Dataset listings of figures
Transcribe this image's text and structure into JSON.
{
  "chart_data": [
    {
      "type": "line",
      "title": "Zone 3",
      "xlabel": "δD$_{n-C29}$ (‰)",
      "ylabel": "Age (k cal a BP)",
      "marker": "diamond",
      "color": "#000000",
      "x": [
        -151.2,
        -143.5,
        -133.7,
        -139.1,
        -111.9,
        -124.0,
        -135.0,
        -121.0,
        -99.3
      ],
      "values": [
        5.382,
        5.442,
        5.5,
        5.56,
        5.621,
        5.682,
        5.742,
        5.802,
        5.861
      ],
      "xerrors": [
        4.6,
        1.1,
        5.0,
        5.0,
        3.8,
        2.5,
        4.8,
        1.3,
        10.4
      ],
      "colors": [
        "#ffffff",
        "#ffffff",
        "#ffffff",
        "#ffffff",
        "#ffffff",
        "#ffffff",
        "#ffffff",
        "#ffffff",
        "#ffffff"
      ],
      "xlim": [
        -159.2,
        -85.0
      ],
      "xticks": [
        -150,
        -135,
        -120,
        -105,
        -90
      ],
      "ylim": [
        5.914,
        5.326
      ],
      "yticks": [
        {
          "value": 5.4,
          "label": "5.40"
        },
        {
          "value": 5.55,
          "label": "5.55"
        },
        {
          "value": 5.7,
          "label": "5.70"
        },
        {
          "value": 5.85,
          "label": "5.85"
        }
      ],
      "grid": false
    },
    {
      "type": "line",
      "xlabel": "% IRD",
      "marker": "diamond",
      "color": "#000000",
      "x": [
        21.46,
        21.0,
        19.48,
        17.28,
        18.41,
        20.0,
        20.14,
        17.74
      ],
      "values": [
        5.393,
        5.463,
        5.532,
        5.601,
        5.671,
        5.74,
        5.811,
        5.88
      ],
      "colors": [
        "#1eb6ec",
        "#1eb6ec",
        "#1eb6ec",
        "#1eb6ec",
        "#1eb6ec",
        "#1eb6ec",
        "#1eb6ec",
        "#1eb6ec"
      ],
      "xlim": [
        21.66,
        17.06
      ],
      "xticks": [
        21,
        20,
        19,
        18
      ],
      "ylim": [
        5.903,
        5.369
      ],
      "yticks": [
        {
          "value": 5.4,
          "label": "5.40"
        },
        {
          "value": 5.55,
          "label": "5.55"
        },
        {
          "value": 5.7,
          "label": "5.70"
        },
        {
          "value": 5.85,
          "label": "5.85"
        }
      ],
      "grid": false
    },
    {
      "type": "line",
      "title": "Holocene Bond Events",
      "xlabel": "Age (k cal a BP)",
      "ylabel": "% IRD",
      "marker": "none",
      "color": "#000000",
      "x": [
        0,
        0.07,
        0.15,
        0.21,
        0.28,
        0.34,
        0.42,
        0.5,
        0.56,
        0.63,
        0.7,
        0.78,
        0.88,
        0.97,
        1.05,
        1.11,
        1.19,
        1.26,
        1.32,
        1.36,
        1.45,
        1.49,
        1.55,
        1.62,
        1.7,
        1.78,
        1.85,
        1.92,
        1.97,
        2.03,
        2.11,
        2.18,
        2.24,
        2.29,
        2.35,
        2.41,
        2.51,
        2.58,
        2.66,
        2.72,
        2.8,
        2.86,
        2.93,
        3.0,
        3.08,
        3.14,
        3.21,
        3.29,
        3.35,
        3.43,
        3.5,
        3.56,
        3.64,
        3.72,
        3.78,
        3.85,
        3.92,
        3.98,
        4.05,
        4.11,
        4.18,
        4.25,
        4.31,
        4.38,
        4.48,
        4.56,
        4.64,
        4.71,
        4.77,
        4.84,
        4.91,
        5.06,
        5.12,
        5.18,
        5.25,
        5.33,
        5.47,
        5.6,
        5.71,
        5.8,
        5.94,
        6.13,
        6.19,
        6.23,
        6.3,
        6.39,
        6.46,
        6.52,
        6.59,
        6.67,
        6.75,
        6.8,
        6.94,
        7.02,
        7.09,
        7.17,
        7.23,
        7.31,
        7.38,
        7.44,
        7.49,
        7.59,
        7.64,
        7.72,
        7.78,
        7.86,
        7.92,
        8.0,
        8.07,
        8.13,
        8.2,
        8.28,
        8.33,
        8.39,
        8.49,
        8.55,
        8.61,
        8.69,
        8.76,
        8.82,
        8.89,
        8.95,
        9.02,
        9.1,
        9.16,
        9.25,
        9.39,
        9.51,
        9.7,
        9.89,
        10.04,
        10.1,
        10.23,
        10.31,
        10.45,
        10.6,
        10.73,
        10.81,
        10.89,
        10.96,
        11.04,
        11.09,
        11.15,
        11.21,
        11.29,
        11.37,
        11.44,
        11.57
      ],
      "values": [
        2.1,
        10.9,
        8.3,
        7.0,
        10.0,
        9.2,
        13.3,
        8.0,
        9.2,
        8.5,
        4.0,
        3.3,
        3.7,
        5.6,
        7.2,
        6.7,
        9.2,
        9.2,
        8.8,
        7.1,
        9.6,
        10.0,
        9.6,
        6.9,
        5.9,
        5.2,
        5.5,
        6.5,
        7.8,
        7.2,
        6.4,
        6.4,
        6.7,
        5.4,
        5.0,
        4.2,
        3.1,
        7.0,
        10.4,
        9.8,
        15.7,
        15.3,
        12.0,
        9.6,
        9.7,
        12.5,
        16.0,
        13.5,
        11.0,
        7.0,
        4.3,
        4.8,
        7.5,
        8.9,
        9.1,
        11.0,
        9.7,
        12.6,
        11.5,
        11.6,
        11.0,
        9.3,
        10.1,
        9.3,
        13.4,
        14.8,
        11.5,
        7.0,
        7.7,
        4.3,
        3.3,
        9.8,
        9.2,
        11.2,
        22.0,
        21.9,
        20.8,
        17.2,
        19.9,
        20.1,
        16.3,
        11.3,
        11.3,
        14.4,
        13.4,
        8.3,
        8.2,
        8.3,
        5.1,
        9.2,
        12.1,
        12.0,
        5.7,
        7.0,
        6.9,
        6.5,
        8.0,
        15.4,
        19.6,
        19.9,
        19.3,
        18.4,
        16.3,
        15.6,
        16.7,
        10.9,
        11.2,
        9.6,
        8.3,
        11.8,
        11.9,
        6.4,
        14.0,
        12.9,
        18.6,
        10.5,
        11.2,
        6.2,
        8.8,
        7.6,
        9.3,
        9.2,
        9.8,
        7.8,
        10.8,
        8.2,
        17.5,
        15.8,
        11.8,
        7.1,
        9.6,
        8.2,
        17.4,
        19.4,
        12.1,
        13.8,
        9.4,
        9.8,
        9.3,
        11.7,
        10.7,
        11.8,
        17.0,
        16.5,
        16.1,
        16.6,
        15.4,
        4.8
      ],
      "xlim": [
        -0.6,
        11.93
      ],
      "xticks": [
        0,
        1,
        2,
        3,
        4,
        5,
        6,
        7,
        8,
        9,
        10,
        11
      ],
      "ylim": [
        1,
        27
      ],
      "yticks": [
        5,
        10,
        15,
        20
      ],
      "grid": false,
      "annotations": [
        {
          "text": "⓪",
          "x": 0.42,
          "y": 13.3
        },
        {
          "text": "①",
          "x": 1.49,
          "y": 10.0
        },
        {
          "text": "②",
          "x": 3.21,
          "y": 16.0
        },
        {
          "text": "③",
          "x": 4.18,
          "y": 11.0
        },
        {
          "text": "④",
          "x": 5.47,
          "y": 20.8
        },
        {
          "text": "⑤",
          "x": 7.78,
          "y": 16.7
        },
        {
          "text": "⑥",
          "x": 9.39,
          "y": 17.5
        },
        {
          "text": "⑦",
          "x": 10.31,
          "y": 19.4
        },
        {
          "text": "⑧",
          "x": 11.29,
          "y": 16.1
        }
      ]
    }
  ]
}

*Problem to solve:* The full set of records should be duplicated exactly.

*Complete answer:*
Transcribe this image's text and structure into JSON.
{
  "chart_data": [
    {
      "type": "line",
      "title": "Zone 3",
      "xlabel": "δD$_{n-C29}$ (‰)",
      "ylabel": "Age (k cal a BP)",
      "marker": "diamond",
      "color": "#000000",
      "x": [
        -151.2,
        -143.5,
        -133.7,
        -139.1,
        -111.9,
        -124.0,
        -135.0,
        -121.0,
        -99.3
      ],
      "values": [
        5.382,
        5.442,
        5.5,
        5.56,
        5.621,
        5.682,
        5.742,
        5.802,
        5.861
      ],
      "xerrors": [
        4.6,
        1.1,
        5.0,
        5.0,
        3.8,
        2.5,
        4.8,
        1.3,
        10.4
      ],
      "colors": [
        "#ffffff",
        "#ffffff",
        "#ffffff",
        "#ffffff",
        "#ffffff",
        "#ffffff",
        "#ffffff",
        "#ffffff",
        "#ffffff"
      ],
      "xlim": [
        -159.2,
        -85.0
      ],
      "xticks": [
        -150,
        -135,
        -120,
        -105,
        -90
      ],
      "ylim": [
        5.914,
        5.326
      ],
      "yticks": [
        {
          "value": 5.4,
          "label": "5.40"
        },
        {
          "value": 5.55,
          "label": "5.55"
        },
        {
          "value": 5.7,
          "label": "5.70"
        },
        {
          "value": 5.85,
          "label": "5.85"
        }
      ],
      "grid": false
    },
    {
      "type": "line",
      "xlabel": "% IRD",
      "marker": "diamond",
      "color": "#000000",
      "x": [
        21.46,
        21.0,
        19.48,
        17.28,
        18.41,
        20.0,
        20.14,
        17.74
      ],
      "values": [
        5.393,
        5.463,
        5.532,
        5.601,
        5.671,
        5.74,
        5.811,
        5.88
      ],
      "colors": [
        "#1eb6ec",
        "#1eb6ec",
        "#1eb6ec",
        "#1eb6ec",
        "#1eb6ec",
        "#1eb6ec",
        "#1eb6ec",
        "#1eb6ec"
      ],
      "xlim": [
        21.66,
        17.06
      ],
      "xticks": [
        21,
        20,
        19,
        18
      ],
      "ylim": [
        5.903,
        5.369
      ],
      "yticks": [
        {
          "value": 5.4,
          "label": "5.40"
        },
        {
          "value": 5.55,
          "label": "5.55"
        },
        {
          "value": 5.7,
          "label": "5.70"
        },
        {
          "value": 5.85,
          "label": "5.85"
        }
      ],
      "grid": false
    },
    {
      "type": "line",
      "title": "Holocene Bond Events",
      "xlabel": "Age (k cal a BP)",
      "ylabel": "% IRD",
      "marker": "none",
      "color": "#000000",
      "x": [
        0,
        0.07,
        0.15,
        0.21,
        0.28,
        0.34,
        0.42,
        0.5,
        0.56,
        0.63,
        0.7,
        0.78,
        0.88,
        0.97,
        1.05,
        1.11,
        1.19,
        1.26,
        1.32,
        1.36,
        1.45,
        1.49,
        1.55,
        1.62,
        1.7,
        1.78,
        1.85,
        1.92,
        1.97,
        2.03,
        2.11,
        2.18,
        2.24,
        2.29,
        2.35,
        2.41,
        2.51,
        2.58,
        2.66,
        2.72,
        2.8,
        2.86,
        2.93,
        3.0,
        3.08,
        3.14,
        3.21,
        3.29,
        3.35,
        3.43,
        3.5,
        3.56,
        3.64,
        3.72,
        3.78,
        3.85,
        3.92,
        3.98,
        4.05,
        4.11,
        4.18,
        4.25,
        4.31,
        4.38,
        4.48,
        4.56,
        4.64,
        4.71,
        4.77,
        4.84,
        4.91,
        5.06,
        5.12,
        5.18,
        5.25,
        5.33,
        5.47,
        5.6,
        5.71,
        5.8,
        5.94,
        6.13,
        6.19,
        6.23,
        6.3,
        6.39,
        6.46,
        6.52,
        6.59,
        6.67,
        6.75,
        6.8,
        6.94,
        7.02,
        7.09,
        7.17,
        7.23,
        7.31,
        7.38,
        7.44,
        7.49,
        7.59,
        7.64,
        7.72,
        7.78,
        7.86,
        7.92,
        8.0,
        8.07,
        8.13,
        8.2,
        8.28,
        8.33,
        8.39,
        8.49,
        8.55,
        8.61,
        8.69,
        8.76,
        8.82,
        8.89,
        8.95,
        9.02,
        9.1,
        9.16,
        9.25,
        9.39,
        9.51,
        9.7,
        9.89,
        10.04,
        10.1,
        10.23,
        10.31,
        10.45,
        10.6,
        10.73,
        10.81,
        10.89,
        10.96,
        11.04,
        11.09,
        11.15,
        11.21,
        11.29,
        11.37,
        11.44,
        11.57
      ],
      "values": [
        2.1,
        10.9,
        8.3,
        7.0,
        10.0,
        9.2,
        13.3,
        8.0,
        9.2,
        8.5,
        4.0,
        3.3,
        3.7,
        5.6,
        7.2,
        6.7,
        9.2,
        9.2,
        8.8,
        7.1,
        9.6,
        10.0,
        9.6,
        6.9,
        5.9,
        5.2,
        5.5,
        6.5,
        7.8,
        7.2,
        6.4,
        6.4,
        6.7,
        5.4,
        5.0,
        4.2,
        3.1,
        7.0,
        10.4,
        9.8,
        15.7,
        15.3,
        12.0,
        9.6,
        9.7,
        12.5,
        16.0,
        13.5,
        11.0,
        7.0,
        4.3,
        4.8,
        7.5,
        8.9,
        9.1,
        11.0,
        9.7,
        12.6,
        11.5,
        11.6,
        11.0,
        9.3,
        10.1,
        9.3,
        13.4,
        14.8,
        11.5,
        7.0,
        7.7,
        4.3,
        3.3,
        9.8,
        9.2,
        11.2,
        22.0,
        21.9,
        20.8,
        17.2,
        19.9,
        20.1,
        16.3,
        11.3,
        11.3,
        14.4,
        13.4,
        8.3,
        8.2,
        8.3,
        5.1,
        9.2,
        12.1,
        12.0,
        5.7,
        7.0,
        6.9,
        6.5,
        8.0,
        15.4,
        19.6,
        19.9,
        19.3,
        18.4,
        16.3,
        15.6,
        16.7,
        10.9,
        11.2,
        9.6,
        8.3,
        11.8,
        11.9,
        6.4,
        14.0,
        12.9,
        18.6,
        10.5,
        11.2,
        6.2,
        8.8,
        7.6,
        9.3,
        9.2,
        9.8,
        7.8,
        10.8,
        8.2,
        17.5,
        15.8,
        11.8,
        7.1,
        9.6,
        8.2,
        17.4,
        19.4,
        12.1,
        13.8,
        9.4,
        9.8,
        9.3,
        11.7,
        10.7,
        11.8,
        17.0,
        16.5,
        16.1,
        16.6,
        15.4,
        4.8
      ],
      "xlim": [
        -0.6,
        11.93
      ],
      "xticks": [
        0,
        1,
        2,
        3,
        4,
        5,
        6,
        7,
        8,
        9,
        10,
        11
      ],
      "ylim": [
        1,
        27
      ],
      "yticks": [
        5,
        10,
        15,
        20
      ],
      "grid": false,
      "annotations": [
        {
          "text": "⓪",
          "x": 0.42,
          "y": 13.3
        },
        {
          "text": "①",
          "x": 1.49,
          "y": 10.0
        },
        {
          "text": "②",
          "x": 3.21,
          "y": 16.0
        },
        {
          "text": "③",
          "x": 4.18,
          "y": 11.0
        },
        {
          "text": "④",
          "x": 5.47,
          "y": 20.8
        },
        {
          "text": "⑤",
          "x": 7.78,
          "y": 16.7
        },
        {
          "text": "⑥",
          "x": 9.39,
          "y": 17.5
        },
        {
          "text": "⑦",
          "x": 10.31,
          "y": 19.4
        },
        {
          "text": "⑧",
          "x": 11.29,
          "y": 16.1
        }
      ]
    }
  ]
}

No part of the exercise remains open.